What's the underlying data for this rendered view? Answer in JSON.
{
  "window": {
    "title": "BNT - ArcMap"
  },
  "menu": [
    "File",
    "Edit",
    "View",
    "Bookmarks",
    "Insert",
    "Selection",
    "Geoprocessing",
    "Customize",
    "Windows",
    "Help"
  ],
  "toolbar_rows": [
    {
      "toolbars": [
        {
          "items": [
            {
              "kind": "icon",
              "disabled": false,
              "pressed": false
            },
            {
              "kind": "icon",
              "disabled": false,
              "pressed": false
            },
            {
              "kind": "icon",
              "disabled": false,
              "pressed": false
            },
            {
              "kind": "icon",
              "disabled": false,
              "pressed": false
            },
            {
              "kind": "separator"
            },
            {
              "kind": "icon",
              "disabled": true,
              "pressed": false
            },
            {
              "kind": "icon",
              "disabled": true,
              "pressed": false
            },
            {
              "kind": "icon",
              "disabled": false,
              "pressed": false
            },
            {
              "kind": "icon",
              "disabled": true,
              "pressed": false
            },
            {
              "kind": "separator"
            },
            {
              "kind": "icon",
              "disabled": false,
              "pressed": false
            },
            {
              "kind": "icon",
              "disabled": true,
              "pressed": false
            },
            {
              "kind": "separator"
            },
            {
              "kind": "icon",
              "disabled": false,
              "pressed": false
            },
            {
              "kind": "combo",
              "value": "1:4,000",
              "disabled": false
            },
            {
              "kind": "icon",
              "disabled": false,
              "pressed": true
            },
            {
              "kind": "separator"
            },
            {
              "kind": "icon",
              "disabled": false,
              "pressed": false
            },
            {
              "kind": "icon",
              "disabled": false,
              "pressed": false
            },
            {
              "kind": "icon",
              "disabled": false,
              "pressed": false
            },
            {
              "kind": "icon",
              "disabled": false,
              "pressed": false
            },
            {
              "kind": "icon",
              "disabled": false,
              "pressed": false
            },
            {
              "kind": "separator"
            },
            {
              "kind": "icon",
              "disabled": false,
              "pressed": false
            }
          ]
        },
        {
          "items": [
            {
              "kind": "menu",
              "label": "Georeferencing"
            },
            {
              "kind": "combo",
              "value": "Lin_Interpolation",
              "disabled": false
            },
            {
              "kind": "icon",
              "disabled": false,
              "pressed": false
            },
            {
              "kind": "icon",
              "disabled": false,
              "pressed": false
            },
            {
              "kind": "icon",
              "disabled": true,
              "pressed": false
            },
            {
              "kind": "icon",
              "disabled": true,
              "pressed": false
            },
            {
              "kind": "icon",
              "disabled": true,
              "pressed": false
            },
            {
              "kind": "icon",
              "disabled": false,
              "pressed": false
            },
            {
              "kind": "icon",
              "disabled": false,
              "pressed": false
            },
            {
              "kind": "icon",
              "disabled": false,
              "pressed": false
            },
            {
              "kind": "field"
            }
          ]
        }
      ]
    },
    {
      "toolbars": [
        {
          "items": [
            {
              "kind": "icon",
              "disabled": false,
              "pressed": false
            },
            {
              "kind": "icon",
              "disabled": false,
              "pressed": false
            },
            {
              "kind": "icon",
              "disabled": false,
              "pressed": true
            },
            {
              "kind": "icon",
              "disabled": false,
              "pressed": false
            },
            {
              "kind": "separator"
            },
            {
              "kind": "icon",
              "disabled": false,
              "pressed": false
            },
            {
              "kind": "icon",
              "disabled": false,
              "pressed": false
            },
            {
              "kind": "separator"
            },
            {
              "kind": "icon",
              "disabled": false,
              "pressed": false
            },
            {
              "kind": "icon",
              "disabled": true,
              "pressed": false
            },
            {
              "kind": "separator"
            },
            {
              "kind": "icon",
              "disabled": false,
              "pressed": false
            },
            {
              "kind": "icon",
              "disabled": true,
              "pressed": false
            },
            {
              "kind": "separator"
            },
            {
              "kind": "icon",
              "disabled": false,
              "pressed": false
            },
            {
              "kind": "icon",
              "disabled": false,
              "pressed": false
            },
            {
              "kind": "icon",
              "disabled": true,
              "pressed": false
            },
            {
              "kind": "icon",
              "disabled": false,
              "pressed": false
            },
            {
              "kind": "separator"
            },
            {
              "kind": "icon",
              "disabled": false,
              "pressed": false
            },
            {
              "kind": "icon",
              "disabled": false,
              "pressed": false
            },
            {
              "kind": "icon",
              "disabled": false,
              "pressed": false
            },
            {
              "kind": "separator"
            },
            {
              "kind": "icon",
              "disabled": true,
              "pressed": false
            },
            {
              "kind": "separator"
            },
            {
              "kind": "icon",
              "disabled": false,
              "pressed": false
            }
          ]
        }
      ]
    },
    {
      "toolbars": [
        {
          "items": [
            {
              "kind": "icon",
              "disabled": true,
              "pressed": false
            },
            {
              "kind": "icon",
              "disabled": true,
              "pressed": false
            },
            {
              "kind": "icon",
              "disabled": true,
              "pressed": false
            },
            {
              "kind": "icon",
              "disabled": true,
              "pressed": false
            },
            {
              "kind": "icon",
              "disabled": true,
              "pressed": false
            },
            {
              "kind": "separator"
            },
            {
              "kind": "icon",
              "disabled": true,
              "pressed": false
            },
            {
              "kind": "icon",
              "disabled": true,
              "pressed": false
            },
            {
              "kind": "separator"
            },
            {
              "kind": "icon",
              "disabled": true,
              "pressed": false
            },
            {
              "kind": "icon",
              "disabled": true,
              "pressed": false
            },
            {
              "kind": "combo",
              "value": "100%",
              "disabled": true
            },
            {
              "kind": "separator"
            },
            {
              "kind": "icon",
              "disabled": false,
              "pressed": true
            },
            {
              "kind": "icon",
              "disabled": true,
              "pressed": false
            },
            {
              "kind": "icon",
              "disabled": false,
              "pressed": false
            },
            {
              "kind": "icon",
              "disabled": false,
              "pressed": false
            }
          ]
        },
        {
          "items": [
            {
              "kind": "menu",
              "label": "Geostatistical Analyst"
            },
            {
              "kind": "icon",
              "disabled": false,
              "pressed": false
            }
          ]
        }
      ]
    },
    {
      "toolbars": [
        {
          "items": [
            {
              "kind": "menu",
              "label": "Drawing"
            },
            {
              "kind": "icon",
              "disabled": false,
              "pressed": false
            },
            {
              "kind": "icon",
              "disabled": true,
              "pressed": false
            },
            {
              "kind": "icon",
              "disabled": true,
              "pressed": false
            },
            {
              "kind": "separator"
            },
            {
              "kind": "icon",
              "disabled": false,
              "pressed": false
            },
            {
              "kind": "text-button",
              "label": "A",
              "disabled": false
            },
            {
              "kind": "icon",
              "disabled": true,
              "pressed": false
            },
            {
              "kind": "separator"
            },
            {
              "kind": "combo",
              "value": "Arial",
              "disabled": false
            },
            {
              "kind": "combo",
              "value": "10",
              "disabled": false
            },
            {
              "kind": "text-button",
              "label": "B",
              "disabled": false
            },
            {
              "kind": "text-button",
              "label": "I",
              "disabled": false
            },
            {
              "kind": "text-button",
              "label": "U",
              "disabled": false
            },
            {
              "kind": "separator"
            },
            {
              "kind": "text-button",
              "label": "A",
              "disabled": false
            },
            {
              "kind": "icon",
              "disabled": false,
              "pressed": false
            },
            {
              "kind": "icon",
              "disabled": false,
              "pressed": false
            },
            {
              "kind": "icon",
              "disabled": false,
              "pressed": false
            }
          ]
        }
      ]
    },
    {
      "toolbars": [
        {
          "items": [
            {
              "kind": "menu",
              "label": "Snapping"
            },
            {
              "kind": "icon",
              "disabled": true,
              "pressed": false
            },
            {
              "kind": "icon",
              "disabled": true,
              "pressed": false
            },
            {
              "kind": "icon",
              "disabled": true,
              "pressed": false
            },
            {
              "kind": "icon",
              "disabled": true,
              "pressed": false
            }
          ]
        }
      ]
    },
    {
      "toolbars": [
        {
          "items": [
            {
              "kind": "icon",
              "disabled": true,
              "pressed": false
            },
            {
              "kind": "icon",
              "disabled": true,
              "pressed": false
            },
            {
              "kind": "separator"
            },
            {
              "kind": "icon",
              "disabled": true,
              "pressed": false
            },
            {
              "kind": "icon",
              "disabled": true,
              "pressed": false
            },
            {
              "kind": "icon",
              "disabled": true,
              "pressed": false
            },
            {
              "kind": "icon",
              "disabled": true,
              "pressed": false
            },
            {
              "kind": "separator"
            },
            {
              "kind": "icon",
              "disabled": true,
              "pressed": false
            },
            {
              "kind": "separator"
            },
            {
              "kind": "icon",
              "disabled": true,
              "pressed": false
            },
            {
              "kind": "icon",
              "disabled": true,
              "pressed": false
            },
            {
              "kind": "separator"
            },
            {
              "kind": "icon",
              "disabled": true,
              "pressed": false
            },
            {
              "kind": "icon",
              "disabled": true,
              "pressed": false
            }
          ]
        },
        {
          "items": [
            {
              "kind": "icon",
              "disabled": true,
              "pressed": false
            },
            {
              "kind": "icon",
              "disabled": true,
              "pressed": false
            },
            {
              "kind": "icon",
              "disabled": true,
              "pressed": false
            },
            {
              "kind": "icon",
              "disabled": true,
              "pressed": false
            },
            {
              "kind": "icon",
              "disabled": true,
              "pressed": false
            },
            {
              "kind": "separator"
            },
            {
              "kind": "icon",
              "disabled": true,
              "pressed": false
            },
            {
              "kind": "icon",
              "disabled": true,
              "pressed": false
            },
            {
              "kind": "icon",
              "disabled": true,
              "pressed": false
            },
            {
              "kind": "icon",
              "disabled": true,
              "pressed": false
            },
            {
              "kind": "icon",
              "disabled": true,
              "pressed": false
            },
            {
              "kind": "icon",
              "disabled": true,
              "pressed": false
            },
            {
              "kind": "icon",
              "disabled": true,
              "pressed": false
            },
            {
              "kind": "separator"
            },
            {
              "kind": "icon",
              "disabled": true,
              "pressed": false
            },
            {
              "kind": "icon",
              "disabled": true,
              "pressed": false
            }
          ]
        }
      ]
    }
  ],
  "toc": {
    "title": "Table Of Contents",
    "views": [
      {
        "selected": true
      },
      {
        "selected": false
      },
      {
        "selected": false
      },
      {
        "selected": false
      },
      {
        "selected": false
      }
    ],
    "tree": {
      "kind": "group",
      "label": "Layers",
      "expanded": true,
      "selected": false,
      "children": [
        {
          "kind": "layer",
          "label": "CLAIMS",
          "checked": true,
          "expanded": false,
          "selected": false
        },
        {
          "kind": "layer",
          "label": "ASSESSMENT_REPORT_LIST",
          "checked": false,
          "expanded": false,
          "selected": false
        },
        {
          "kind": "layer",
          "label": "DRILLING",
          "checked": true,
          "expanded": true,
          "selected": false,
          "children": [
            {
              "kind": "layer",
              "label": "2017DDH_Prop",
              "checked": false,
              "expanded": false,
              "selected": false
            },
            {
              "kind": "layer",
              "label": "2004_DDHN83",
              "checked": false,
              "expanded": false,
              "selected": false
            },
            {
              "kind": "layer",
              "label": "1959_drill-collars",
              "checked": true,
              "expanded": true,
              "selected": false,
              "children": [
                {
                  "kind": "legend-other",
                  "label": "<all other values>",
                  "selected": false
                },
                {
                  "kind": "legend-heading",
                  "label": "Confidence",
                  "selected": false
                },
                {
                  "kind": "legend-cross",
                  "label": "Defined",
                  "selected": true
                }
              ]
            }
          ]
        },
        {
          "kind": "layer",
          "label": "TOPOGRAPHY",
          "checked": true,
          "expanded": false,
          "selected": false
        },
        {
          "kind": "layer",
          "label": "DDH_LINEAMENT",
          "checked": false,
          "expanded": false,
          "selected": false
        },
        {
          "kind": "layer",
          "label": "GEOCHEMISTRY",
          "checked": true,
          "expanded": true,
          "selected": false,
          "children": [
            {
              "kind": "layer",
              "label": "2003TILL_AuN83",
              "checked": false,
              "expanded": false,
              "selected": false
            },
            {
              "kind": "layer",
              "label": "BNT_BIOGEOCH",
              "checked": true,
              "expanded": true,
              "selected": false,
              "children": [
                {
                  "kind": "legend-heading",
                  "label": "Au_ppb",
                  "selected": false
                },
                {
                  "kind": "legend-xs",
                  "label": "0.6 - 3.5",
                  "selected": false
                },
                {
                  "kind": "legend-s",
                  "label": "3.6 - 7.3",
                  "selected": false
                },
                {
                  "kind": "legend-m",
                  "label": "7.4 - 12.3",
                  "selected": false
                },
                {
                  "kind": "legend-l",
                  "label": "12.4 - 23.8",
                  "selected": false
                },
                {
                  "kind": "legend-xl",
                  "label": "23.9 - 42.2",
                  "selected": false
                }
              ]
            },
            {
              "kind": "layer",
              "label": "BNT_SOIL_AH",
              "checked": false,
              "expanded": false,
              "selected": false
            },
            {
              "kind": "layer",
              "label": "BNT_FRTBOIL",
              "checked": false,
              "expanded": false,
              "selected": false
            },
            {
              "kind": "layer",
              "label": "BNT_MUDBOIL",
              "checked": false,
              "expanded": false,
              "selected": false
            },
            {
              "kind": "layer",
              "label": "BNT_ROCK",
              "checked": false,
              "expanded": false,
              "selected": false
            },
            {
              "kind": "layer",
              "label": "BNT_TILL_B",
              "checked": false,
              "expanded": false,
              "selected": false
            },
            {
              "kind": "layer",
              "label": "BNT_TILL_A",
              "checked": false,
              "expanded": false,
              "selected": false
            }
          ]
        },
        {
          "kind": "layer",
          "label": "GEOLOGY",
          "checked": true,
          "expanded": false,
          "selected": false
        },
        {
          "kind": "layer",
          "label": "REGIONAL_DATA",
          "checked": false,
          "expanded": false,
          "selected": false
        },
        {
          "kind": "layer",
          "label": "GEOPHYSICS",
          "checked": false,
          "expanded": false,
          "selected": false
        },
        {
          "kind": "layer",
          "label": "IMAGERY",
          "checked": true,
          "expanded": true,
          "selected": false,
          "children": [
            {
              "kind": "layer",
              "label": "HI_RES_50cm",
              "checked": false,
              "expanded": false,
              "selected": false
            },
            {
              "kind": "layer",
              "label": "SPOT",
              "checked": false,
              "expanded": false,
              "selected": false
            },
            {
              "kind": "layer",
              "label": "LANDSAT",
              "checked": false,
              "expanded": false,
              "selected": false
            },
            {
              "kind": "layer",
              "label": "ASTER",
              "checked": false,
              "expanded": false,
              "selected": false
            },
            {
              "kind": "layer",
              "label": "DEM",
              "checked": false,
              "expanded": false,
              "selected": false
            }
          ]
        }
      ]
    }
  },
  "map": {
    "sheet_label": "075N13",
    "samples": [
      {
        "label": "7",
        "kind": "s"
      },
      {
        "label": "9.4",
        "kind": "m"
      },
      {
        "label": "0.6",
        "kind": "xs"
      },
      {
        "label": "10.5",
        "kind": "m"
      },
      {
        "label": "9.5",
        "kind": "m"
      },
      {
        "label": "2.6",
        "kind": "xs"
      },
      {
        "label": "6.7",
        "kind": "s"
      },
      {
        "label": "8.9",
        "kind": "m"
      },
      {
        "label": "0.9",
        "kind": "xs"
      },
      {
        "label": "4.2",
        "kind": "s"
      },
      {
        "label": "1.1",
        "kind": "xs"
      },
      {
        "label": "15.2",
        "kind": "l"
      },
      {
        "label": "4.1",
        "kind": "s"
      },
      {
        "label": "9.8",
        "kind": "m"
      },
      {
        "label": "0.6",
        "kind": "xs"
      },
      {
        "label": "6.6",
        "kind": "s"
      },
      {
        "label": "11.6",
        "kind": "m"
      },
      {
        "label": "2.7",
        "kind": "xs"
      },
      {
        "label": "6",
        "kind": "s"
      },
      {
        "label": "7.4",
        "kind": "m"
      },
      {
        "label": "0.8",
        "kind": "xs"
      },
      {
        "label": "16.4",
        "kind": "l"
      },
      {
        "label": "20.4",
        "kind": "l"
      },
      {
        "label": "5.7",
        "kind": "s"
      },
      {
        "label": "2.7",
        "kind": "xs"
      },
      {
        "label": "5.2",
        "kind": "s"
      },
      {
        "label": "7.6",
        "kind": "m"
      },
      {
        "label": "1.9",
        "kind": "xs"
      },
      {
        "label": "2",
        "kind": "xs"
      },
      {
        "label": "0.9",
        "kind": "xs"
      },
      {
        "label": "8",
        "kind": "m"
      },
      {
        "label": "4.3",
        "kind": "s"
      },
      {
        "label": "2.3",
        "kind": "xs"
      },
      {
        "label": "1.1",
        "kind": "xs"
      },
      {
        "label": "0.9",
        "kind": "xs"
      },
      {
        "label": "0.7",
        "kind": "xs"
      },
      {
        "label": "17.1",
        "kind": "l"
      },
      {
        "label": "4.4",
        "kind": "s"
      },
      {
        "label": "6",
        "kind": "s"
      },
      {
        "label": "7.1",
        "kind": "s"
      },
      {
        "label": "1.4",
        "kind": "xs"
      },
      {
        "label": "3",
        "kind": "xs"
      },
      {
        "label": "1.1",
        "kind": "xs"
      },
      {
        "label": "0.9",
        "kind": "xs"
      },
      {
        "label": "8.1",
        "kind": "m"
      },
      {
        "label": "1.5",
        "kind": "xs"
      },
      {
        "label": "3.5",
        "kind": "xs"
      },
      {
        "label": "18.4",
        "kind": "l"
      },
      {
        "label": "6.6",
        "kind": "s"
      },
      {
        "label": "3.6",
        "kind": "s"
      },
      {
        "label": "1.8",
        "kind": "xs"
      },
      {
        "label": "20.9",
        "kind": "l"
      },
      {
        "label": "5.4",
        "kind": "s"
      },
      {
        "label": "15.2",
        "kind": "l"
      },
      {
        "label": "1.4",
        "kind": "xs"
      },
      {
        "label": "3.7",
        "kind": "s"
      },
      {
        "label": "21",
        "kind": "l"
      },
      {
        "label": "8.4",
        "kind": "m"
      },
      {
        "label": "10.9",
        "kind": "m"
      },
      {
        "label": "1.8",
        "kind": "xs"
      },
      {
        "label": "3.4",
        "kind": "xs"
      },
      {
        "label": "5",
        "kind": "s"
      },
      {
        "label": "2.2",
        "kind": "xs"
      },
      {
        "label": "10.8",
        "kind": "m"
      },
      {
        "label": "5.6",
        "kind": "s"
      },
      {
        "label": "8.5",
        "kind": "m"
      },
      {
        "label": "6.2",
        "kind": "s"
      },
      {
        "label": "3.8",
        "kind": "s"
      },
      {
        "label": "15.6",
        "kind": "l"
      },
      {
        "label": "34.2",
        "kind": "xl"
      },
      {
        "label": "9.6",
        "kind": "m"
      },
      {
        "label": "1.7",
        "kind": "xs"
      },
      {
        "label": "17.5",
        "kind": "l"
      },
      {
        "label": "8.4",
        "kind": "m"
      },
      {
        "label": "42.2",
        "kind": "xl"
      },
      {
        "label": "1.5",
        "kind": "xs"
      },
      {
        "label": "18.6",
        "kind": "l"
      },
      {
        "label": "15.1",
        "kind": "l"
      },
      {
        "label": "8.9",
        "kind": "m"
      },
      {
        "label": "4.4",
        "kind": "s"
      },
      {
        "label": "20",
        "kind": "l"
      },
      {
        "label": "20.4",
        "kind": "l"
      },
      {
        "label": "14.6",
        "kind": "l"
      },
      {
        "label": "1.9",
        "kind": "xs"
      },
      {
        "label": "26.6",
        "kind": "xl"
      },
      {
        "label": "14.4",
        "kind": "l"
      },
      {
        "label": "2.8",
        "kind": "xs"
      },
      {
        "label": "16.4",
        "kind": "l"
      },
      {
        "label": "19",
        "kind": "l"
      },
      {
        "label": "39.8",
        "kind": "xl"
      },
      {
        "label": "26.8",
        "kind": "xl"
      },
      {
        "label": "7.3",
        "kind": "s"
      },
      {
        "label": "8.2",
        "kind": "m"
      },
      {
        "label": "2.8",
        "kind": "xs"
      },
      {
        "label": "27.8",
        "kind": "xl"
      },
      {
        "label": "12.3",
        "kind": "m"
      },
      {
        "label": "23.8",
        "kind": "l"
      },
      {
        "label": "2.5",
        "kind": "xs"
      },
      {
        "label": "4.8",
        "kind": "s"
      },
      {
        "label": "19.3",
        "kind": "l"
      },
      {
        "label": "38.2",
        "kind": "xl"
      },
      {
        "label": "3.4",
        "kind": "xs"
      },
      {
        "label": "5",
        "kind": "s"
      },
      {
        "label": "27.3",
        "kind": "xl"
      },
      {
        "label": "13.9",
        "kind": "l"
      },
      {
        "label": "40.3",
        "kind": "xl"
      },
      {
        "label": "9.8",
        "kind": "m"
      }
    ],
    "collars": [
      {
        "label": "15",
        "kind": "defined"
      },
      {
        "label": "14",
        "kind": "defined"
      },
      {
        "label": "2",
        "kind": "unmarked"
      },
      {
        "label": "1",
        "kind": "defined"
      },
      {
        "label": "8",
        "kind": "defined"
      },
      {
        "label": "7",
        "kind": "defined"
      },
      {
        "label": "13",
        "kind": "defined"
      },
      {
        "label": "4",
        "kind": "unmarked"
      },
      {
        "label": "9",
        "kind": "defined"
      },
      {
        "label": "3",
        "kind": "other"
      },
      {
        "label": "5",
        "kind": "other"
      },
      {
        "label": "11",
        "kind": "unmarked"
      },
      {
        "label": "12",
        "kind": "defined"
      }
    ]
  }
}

______

Among the records above, find each line holding the string "other" and pull it out.

Answer in full:
                  "kind": "legend-other",
                  "label": "<all other values>",
        "kind": "other"
        "kind": "other"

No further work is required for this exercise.